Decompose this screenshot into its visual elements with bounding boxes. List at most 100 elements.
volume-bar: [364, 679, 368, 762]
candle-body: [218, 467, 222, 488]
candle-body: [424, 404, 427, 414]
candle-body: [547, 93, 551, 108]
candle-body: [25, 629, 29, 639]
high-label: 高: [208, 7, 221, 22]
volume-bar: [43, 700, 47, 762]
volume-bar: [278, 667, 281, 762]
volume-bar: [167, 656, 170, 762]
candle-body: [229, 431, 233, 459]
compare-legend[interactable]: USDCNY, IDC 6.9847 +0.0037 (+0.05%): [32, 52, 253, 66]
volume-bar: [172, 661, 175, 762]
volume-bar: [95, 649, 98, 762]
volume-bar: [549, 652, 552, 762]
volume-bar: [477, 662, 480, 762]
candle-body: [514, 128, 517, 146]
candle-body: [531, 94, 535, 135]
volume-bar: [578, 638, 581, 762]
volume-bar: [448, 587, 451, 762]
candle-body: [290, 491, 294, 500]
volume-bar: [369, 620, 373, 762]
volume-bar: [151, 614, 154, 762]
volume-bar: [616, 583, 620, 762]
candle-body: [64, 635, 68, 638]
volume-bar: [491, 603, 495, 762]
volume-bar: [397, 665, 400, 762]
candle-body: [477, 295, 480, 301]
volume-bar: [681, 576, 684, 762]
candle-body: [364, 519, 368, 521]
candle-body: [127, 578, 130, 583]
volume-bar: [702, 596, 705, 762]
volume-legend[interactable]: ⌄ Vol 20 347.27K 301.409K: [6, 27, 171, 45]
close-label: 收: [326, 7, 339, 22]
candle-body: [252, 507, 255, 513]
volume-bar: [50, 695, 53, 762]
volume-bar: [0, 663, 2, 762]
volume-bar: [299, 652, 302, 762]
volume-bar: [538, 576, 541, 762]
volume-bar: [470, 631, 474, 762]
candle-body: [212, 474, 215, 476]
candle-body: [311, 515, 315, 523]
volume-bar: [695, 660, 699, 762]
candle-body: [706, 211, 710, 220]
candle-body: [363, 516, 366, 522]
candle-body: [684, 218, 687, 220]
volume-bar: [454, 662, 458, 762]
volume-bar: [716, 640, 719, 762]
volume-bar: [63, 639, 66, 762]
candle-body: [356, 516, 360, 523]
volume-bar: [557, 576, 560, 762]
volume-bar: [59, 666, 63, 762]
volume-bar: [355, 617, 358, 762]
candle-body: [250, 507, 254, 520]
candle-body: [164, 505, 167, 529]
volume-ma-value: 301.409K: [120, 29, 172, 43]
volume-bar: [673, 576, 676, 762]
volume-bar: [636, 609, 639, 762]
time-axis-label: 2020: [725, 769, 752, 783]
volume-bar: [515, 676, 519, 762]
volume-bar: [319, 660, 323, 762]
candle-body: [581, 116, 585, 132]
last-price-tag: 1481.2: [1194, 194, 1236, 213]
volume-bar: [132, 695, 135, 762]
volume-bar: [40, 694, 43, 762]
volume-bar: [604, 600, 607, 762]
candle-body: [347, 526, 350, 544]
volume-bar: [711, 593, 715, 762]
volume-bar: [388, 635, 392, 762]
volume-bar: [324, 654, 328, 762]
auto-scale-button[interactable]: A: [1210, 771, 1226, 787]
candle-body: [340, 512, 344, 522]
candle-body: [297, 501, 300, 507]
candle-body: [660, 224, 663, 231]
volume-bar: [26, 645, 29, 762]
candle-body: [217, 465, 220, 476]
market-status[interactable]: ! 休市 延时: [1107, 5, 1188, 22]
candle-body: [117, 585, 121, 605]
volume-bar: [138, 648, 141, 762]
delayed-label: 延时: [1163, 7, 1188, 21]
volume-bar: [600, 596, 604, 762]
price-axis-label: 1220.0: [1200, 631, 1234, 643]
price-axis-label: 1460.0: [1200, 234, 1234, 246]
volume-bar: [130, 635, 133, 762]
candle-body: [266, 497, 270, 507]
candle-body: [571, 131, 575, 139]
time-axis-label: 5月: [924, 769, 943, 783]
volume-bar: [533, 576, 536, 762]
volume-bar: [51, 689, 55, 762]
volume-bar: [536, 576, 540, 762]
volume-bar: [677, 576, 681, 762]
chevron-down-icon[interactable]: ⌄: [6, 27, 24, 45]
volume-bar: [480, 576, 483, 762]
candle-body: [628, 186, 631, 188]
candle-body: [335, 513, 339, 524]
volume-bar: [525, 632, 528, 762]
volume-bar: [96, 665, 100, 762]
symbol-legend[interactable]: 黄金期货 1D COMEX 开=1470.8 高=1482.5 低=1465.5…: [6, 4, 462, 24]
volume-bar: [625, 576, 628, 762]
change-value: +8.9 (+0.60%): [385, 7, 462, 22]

Task details:
How many lines in the records above contain the string "label", matching case exactly? Reply with the number alone.

Result of this exercise:
7